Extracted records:

━━━━━━━━━━━━━━━━━━━━━━━━━━━━━━

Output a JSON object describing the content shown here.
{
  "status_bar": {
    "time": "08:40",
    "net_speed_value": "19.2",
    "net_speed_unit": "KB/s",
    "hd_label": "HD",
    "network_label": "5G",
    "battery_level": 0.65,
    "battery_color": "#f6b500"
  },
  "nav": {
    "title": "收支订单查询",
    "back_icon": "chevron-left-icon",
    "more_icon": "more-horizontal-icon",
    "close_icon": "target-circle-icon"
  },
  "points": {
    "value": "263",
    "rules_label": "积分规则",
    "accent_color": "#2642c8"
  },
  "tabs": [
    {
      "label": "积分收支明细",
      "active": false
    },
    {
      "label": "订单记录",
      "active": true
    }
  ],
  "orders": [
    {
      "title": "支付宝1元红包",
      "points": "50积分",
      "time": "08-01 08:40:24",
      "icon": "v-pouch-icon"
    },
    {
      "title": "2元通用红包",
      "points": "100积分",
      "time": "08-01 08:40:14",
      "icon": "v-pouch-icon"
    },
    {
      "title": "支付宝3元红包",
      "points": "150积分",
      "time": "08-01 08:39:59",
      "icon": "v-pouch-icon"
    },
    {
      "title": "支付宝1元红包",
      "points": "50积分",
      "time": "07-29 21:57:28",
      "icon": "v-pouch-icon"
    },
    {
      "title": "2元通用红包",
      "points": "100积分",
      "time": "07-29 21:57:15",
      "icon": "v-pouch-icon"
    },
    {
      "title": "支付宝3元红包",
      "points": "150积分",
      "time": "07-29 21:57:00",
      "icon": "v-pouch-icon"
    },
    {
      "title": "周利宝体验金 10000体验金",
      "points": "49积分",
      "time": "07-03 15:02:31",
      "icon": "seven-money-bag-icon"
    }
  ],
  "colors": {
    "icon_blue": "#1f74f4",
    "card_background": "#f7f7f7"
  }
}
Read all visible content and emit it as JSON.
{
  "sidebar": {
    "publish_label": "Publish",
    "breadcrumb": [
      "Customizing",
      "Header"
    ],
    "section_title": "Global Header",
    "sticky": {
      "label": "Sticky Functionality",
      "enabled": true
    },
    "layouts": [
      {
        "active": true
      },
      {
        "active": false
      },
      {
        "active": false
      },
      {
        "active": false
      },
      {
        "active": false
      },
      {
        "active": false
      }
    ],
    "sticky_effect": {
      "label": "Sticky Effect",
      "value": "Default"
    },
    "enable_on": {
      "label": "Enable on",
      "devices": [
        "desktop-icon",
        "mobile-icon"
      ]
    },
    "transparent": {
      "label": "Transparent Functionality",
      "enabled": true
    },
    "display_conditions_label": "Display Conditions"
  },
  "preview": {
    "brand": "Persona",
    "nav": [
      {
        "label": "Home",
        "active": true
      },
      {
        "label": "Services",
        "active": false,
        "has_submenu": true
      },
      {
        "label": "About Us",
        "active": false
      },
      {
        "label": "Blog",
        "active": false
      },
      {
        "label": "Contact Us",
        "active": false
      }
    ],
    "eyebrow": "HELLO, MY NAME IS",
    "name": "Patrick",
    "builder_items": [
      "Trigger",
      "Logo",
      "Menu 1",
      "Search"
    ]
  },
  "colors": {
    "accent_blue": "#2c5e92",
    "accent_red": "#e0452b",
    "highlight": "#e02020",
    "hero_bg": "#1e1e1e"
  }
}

━━━━━━━━━━━━━━━━━━━━━━━━━━━━━━

* [REQUIRED WORK]:
Your task is to reproduce the whole listing exactly.

* [FINISHED TASK]:
Output a JSON object describing the content shown here.
{
  "status_bar": {
    "time": "08:40",
    "net_speed_value": "19.2",
    "net_speed_unit": "KB/s",
    "hd_label": "HD",
    "network_label": "5G",
    "battery_level": 0.65,
    "battery_color": "#f6b500"
  },
  "nav": {
    "title": "收支订单查询",
    "back_icon": "chevron-left-icon",
    "more_icon": "more-horizontal-icon",
    "close_icon": "target-circle-icon"
  },
  "points": {
    "value": "263",
    "rules_label": "积分规则",
    "accent_color": "#2642c8"
  },
  "tabs": [
    {
      "label": "积分收支明细",
      "active": false
    },
    {
      "label": "订单记录",
      "active": true
    }
  ],
  "orders": [
    {
      "title": "支付宝1元红包",
      "points": "50积分",
      "time": "08-01 08:40:24",
      "icon": "v-pouch-icon"
    },
    {
      "title": "2元通用红包",
      "points": "100积分",
      "time": "08-01 08:40:14",
      "icon": "v-pouch-icon"
    },
    {
      "title": "支付宝3元红包",
      "points": "150积分",
      "time": "08-01 08:39:59",
      "icon": "v-pouch-icon"
    },
    {
      "title": "支付宝1元红包",
      "points": "50积分",
      "time": "07-29 21:57:28",
      "icon": "v-pouch-icon"
    },
    {
      "title": "2元通用红包",
      "points": "100积分",
      "time": "07-29 21:57:15",
      "icon": "v-pouch-icon"
    },
    {
      "title": "支付宝3元红包",
      "points": "150积分",
      "time": "07-29 21:57:00",
      "icon": "v-pouch-icon"
    },
    {
      "title": "周利宝体验金 10000体验金",
      "points": "49积分",
      "time": "07-03 15:02:31",
      "icon": "seven-money-bag-icon"
    }
  ],
  "colors": {
    "icon_blue": "#1f74f4",
    "card_background": "#f7f7f7"
  }
}
Read all visible content and emit it as JSON.
{
  "sidebar": {
    "publish_label": "Publish",
    "breadcrumb": [
      "Customizing",
      "Header"
    ],
    "section_title": "Global Header",
    "sticky": {
      "label": "Sticky Functionality",
      "enabled": true
    },
    "layouts": [
      {
        "active": true
      },
      {
        "active": false
      },
      {
        "active": false
      },
      {
        "active": false
      },
      {
        "active": false
      },
      {
        "active": false
      }
    ],
    "sticky_effect": {
      "label": "Sticky Effect",
      "value": "Default"
    },
    "enable_on": {
      "label": "Enable on",
      "devices": [
        "desktop-icon",
        "mobile-icon"
      ]
    },
    "transparent": {
      "label": "Transparent Functionality",
      "enabled": true
    },
    "display_conditions_label": "Display Conditions"
  },
  "preview": {
    "brand": "Persona",
    "nav": [
      {
        "label": "Home",
        "active": true
      },
      {
        "label": "Services",
        "active": false,
        "has_submenu": true
      },
      {
        "label": "About Us",
        "active": false
      },
      {
        "label": "Blog",
        "active": false
      },
      {
        "label": "Contact Us",
        "active": false
      }
    ],
    "eyebrow": "HELLO, MY NAME IS",
    "name": "Patrick",
    "builder_items": [
      "Trigger",
      "Logo",
      "Menu 1",
      "Search"
    ]
  },
  "colors": {
    "accent_blue": "#2c5e92",
    "accent_red": "#e0452b",
    "highlight": "#e02020",
    "hero_bg": "#1e1e1e"
  }
}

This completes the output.